### EXERCISE DESCRIPTION
Report every line in the entries below that contains the string "KingAsterisk".

□ □ □

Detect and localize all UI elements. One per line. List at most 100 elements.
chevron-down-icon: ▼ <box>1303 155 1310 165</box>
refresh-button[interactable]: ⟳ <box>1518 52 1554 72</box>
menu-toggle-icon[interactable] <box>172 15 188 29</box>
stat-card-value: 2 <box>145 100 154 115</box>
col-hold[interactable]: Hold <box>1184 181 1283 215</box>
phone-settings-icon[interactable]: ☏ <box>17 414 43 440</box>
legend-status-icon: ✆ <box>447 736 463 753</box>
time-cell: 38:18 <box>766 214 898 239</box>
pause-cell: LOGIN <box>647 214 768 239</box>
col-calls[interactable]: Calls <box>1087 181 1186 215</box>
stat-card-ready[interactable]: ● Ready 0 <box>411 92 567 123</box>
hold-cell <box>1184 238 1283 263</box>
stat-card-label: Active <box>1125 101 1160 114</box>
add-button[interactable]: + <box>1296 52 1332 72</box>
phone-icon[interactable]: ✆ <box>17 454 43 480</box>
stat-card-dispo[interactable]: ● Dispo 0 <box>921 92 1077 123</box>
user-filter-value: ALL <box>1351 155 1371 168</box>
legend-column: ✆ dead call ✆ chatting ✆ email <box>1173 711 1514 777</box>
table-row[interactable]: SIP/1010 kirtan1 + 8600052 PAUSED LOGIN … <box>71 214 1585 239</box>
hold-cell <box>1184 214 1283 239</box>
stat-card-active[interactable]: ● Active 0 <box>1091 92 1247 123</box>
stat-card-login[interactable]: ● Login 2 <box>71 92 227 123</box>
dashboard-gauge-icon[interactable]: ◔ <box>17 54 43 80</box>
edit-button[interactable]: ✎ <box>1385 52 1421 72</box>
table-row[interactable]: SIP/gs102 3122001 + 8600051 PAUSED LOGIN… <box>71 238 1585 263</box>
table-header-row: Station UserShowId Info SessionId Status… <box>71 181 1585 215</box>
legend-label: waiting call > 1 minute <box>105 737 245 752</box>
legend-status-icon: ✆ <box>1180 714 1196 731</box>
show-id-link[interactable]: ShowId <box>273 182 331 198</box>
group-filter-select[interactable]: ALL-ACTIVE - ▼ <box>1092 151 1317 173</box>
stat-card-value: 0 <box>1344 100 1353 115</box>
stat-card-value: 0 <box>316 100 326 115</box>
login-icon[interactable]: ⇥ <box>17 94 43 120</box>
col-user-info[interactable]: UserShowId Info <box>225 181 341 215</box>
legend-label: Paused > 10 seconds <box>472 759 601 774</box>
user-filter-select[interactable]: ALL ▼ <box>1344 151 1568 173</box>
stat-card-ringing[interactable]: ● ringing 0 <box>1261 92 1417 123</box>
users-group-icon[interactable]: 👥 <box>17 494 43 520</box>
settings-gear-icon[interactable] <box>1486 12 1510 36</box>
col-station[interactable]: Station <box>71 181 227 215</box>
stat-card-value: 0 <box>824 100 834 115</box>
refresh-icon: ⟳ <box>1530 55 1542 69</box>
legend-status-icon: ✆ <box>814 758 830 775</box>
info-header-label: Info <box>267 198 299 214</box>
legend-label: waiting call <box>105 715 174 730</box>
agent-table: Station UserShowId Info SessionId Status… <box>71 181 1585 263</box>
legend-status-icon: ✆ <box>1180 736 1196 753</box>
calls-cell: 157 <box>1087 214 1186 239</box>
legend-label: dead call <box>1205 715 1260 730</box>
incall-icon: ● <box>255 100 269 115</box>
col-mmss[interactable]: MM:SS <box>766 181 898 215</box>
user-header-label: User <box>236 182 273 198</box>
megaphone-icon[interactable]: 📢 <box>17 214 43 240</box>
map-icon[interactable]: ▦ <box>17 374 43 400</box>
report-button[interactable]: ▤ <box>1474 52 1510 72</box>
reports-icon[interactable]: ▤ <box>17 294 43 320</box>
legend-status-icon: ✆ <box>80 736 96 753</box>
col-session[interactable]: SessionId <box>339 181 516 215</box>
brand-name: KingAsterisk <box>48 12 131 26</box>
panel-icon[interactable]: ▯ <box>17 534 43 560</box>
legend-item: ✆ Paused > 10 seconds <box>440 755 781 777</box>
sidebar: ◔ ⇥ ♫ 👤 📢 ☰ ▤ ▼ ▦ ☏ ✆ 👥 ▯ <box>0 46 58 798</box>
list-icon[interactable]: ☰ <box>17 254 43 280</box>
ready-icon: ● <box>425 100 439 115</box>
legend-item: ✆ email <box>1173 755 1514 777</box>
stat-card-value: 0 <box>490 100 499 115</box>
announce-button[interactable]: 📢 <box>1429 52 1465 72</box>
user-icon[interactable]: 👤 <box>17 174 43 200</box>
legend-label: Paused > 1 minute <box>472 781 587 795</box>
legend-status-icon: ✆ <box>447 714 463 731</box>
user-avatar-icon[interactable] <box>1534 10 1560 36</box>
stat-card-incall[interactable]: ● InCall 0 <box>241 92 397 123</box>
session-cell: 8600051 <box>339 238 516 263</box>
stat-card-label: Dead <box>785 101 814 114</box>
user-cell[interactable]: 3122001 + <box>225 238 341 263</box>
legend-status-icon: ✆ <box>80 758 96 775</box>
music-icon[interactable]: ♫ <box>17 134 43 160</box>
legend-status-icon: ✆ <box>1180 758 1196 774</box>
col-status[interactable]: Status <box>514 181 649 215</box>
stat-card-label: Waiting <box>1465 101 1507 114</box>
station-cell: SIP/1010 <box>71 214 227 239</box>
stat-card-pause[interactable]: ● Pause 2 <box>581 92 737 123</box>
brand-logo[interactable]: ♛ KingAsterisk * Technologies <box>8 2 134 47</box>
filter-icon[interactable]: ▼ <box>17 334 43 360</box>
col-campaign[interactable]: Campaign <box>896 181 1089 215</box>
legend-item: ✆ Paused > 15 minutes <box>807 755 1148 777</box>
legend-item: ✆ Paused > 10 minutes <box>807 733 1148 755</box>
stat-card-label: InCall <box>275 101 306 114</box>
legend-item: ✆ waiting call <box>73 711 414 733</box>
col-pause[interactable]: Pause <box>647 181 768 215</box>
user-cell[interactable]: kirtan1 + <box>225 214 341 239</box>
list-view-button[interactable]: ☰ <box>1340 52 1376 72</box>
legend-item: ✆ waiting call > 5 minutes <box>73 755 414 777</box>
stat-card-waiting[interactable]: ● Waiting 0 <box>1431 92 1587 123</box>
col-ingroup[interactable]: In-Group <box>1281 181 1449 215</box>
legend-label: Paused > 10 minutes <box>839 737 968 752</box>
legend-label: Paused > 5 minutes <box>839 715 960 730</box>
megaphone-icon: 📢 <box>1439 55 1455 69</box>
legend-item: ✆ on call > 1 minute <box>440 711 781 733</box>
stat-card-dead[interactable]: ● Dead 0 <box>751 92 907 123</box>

□ □ □

### THE OUTPUT
brand-name: KingAsterisk <box>48 12 131 26</box>
brand-logo[interactable]: ♛ KingAsterisk * Technologies <box>8 2 134 47</box>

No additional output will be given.